# WHAT THE EXERCISE ASKS
Go through the listing and write out all of it exactly.

# RECORDS FOR THE TASK
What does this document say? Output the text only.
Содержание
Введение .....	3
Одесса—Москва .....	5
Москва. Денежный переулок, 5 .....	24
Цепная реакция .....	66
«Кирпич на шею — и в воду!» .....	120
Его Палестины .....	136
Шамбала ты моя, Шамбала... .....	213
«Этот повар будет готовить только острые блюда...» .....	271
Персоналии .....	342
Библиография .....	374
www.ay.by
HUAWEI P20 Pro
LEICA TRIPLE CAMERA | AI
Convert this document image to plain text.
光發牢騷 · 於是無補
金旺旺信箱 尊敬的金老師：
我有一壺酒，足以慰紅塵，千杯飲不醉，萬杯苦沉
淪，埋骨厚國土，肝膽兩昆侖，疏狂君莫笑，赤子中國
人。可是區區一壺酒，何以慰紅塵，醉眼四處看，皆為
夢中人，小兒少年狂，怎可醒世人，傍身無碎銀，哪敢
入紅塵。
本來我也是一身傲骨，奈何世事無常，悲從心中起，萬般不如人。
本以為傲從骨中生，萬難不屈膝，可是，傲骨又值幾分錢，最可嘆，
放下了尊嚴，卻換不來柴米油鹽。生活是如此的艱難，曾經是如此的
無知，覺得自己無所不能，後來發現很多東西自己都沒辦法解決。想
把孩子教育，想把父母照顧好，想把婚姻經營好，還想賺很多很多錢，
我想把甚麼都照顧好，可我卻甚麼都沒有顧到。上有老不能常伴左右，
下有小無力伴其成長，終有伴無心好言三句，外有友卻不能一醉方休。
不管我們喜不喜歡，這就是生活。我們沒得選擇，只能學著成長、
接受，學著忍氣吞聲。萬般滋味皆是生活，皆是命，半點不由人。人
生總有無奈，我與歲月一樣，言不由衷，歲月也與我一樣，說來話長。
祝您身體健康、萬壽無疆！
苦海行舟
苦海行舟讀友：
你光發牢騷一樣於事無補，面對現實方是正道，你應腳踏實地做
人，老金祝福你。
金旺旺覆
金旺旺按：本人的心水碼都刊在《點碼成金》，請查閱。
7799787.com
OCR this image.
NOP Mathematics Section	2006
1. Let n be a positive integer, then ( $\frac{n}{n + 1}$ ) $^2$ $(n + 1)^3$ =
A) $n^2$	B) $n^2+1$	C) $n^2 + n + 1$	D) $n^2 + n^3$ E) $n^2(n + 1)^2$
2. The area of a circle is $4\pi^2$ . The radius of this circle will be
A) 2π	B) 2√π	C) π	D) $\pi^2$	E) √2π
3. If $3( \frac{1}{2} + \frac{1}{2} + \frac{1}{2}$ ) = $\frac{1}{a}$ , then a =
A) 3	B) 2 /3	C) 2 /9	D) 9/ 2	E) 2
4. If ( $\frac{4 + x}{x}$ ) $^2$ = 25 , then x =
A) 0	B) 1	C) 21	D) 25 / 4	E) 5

# ANSWER TO THE PROBLEM
What does this document say? Output the text only.
Содержание
Введение .....	3
Одесса—Москва .....	5
Москва. Денежный переулок, 5 .....	24
Цепная реакция .....	66
«Кирпич на шею — и в воду!» .....	120
Его Палестины .....	136
Шамбала ты моя, Шамбала... .....	213
«Этот повар будет готовить только острые блюда...» .....	271
Персоналии .....	342
Библиография .....	374
www.ay.by
HUAWEI P20 Pro
LEICA TRIPLE CAMERA | AI
Convert this document image to plain text.
光發牢騷 · 於是無補
金旺旺信箱 尊敬的金老師：
我有一壺酒，足以慰紅塵，千杯飲不醉，萬杯苦沉
淪，埋骨厚國土，肝膽兩昆侖，疏狂君莫笑，赤子中國
人。可是區區一壺酒，何以慰紅塵，醉眼四處看，皆為
夢中人，小兒少年狂，怎可醒世人，傍身無碎銀，哪敢
入紅塵。
本來我也是一身傲骨，奈何世事無常，悲從心中起，萬般不如人。
本以為傲從骨中生，萬難不屈膝，可是，傲骨又值幾分錢，最可嘆，
放下了尊嚴，卻換不來柴米油鹽。生活是如此的艱難，曾經是如此的
無知，覺得自己無所不能，後來發現很多東西自己都沒辦法解決。想
把孩子教育，想把父母照顧好，想把婚姻經營好，還想賺很多很多錢，
我想把甚麼都照顧好，可我卻甚麼都沒有顧到。上有老不能常伴左右，
下有小無力伴其成長，終有伴無心好言三句，外有友卻不能一醉方休。
不管我們喜不喜歡，這就是生活。我們沒得選擇，只能學著成長、
接受，學著忍氣吞聲。萬般滋味皆是生活，皆是命，半點不由人。人
生總有無奈，我與歲月一樣，言不由衷，歲月也與我一樣，說來話長。
祝您身體健康、萬壽無疆！
苦海行舟
苦海行舟讀友：
你光發牢騷一樣於事無補，面對現實方是正道，你應腳踏實地做
人，老金祝福你。
金旺旺覆
金旺旺按：本人的心水碼都刊在《點碼成金》，請查閱。
7799787.com
OCR this image.
NOP Mathematics Section	2006
1. Let n be a positive integer, then ( $\frac{n}{n + 1}$ ) $^2$ $(n + 1)^3$ =
A) $n^2$	B) $n^2+1$	C) $n^2 + n + 1$	D) $n^2 + n^3$ E) $n^2(n + 1)^2$
2. The area of a circle is $4\pi^2$ . The radius of this circle will be
A) 2π	B) 2√π	C) π	D) $\pi^2$	E) √2π
3. If $3( \frac{1}{2} + \frac{1}{2} + \frac{1}{2}$ ) = $\frac{1}{a}$ , then a =
A) 3	B) 2 /3	C) 2 /9	D) 9/ 2	E) 2
4. If ( $\frac{4 + x}{x}$ ) $^2$ = 25 , then x =
A) 0	B) 1	C) 21	D) 25 / 4	E) 5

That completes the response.